▸ What the task requires: Scan the material for the word "KADAR", and copy each line where it shows up.

::: Input rows

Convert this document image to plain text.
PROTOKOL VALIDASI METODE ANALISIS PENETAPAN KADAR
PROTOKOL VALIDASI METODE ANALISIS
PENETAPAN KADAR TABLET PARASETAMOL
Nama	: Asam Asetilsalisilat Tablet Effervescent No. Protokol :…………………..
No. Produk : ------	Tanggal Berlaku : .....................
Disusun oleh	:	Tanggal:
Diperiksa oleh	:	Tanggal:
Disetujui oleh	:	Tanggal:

::::::

▸ Result of the task:
PROTOKOL VALIDASI METODE ANALISIS PENETAPAN KADAR
PENETAPAN KADAR TABLET PARASETAMOL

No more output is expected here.